## ENTRIES SUPPLIED
━━━━━━━━━━━━━━━━━━━━━━━━━━━━━━

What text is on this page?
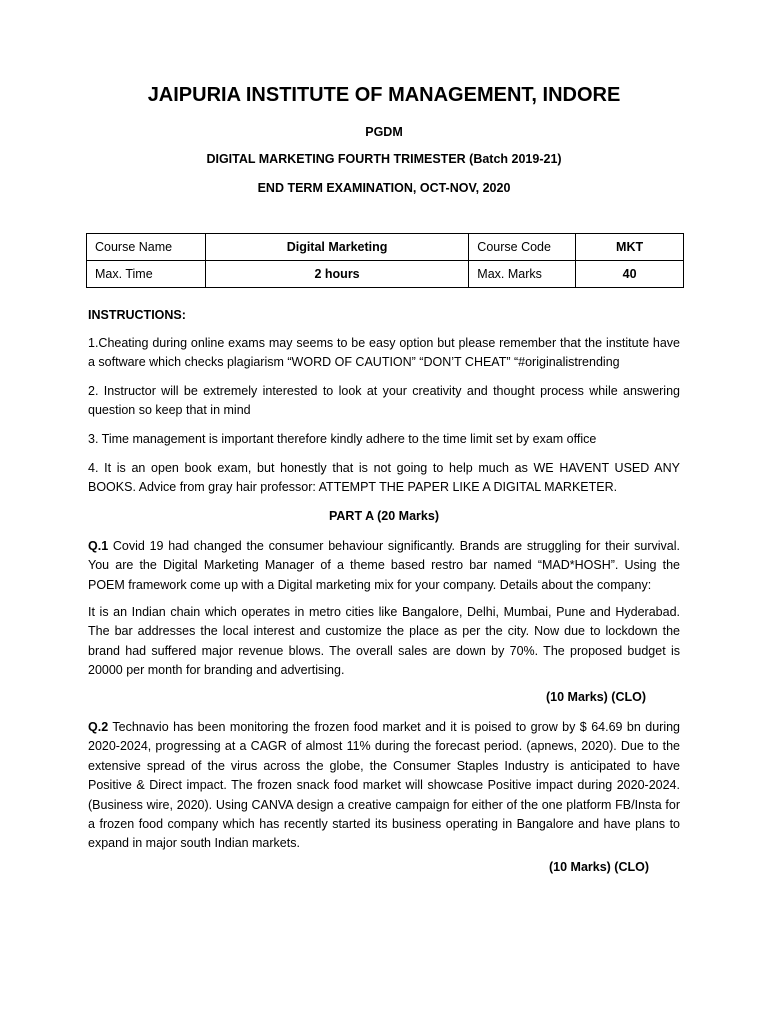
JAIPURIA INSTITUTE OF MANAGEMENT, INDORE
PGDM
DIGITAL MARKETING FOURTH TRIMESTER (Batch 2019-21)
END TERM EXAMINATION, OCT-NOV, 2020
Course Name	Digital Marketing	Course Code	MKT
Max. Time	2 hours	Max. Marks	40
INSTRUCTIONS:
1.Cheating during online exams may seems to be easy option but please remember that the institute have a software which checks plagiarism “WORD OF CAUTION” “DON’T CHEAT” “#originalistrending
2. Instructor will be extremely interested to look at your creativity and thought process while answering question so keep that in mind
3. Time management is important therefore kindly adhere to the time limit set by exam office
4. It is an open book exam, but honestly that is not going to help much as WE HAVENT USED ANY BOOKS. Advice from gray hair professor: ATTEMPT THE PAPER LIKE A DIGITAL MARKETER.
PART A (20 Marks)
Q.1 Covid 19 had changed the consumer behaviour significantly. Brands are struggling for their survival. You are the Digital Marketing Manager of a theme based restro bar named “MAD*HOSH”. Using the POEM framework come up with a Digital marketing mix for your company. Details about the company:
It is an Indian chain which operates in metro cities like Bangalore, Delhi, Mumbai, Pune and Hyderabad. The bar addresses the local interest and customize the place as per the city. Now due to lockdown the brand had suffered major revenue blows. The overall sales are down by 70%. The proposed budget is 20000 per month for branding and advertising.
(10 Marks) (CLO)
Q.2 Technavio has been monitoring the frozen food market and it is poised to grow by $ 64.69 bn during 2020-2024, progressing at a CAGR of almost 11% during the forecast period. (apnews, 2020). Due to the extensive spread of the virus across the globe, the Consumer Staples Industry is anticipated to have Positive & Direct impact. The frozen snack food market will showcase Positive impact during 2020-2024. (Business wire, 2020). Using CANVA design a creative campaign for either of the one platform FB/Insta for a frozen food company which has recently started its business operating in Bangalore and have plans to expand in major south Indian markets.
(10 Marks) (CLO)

━━━━━━━━━━━━━━━━━━━━━━━━━━━━━━

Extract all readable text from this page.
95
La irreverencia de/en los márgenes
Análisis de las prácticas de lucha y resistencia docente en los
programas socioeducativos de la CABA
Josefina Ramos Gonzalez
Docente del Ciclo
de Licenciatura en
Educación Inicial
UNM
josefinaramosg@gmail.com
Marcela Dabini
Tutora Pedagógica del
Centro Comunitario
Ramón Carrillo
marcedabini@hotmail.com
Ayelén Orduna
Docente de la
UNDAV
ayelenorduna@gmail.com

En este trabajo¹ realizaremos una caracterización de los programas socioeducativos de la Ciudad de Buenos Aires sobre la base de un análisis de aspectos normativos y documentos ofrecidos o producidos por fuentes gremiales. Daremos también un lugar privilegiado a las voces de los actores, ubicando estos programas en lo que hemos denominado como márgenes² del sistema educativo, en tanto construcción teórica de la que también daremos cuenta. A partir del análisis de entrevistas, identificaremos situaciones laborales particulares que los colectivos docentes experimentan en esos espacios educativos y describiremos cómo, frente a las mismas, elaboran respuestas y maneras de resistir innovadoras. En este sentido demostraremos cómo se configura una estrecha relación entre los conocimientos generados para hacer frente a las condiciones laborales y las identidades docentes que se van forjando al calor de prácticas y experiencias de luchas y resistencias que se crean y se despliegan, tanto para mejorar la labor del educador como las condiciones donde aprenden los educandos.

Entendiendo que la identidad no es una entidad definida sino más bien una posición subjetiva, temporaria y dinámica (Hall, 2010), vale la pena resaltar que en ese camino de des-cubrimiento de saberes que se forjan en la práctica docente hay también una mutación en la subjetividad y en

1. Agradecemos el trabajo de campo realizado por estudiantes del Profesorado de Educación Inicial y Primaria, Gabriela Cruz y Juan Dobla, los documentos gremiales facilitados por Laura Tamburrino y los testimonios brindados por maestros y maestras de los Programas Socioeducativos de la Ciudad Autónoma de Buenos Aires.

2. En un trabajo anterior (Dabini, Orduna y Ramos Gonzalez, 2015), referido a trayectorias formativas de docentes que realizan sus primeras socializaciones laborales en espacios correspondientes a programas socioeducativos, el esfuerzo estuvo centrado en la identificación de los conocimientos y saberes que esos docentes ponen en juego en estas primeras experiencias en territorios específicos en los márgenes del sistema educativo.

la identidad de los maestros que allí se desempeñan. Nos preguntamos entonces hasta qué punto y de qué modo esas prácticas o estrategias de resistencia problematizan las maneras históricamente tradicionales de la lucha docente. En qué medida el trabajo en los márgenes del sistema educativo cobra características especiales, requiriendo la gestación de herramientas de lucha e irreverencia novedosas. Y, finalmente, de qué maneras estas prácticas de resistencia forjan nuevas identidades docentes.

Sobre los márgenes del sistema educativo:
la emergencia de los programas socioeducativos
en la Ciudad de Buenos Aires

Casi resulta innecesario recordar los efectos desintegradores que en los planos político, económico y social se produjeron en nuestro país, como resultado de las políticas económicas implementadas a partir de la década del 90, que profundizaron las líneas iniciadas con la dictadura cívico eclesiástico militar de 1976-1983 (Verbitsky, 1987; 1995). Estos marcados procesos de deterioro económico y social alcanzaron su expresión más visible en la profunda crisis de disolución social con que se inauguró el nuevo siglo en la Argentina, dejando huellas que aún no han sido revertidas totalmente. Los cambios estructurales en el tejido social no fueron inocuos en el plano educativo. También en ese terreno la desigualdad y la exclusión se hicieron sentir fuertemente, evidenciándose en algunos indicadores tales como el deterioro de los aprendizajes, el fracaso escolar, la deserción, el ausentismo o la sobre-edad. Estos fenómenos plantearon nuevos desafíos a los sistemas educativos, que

━━━━━━━━━━━━━━━━━━━━━━━━━━━━━━

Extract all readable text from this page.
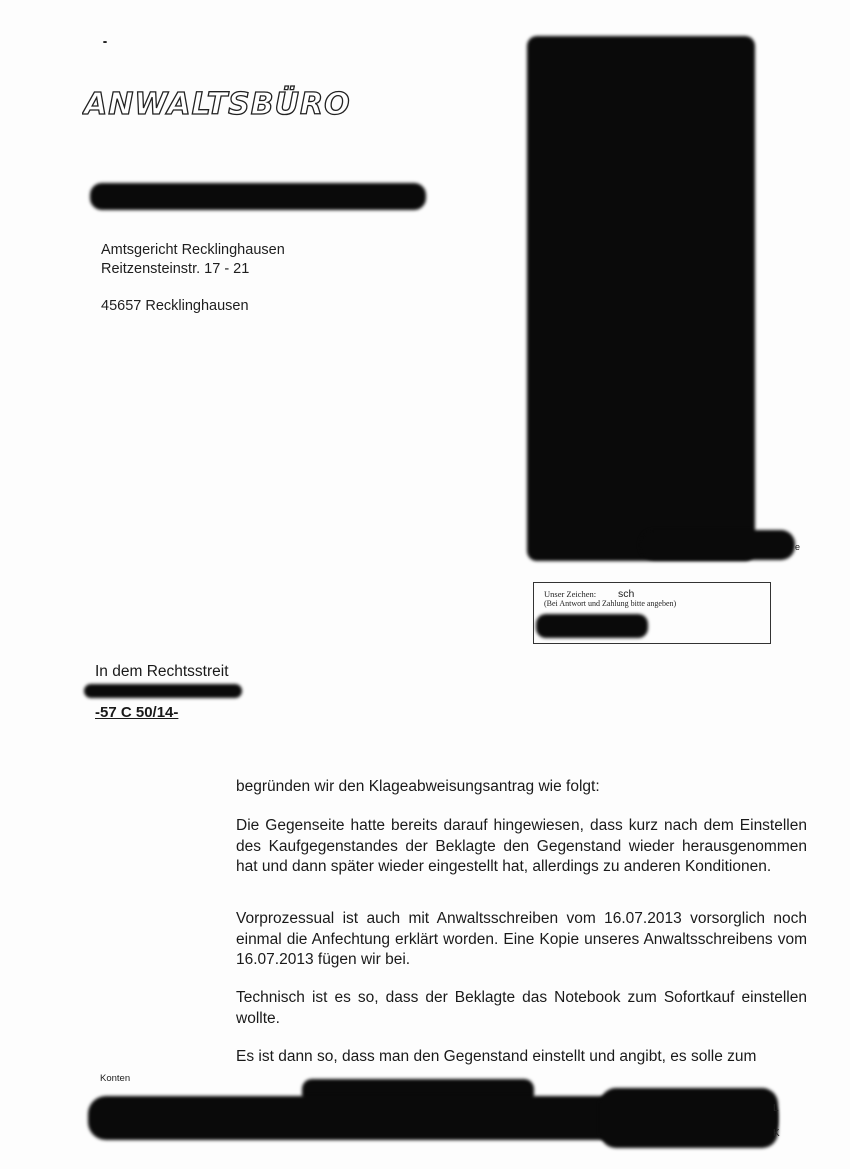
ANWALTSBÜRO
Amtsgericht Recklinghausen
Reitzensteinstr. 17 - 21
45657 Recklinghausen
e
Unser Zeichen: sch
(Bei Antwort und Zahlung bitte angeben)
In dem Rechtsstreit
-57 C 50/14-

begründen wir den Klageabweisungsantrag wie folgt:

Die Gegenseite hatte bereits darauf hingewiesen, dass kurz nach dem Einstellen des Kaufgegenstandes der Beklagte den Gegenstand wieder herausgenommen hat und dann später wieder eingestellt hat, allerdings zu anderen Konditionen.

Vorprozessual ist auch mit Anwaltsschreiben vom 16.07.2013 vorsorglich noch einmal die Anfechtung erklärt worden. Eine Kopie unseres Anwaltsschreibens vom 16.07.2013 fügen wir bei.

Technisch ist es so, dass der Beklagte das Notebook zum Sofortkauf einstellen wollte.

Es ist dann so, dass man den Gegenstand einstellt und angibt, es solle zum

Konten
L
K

━━━━━━━━━━━━━━━━━━━━━━━━━━━━━━

## TASK GOAL
The lines to return are those in the entries above that hold "Beklagte".

## RESULT BELOW
Die Gegenseite hatte bereits darauf hingewiesen, dass kurz nach dem Einstellen des Kaufgegenstandes der Beklagte den Gegenstand wieder herausgenommen hat und dann später wieder eingestellt hat, allerdings zu anderen Konditionen.
Technisch ist es so, dass der Beklagte das Notebook zum Sofortkauf einstellen wollte.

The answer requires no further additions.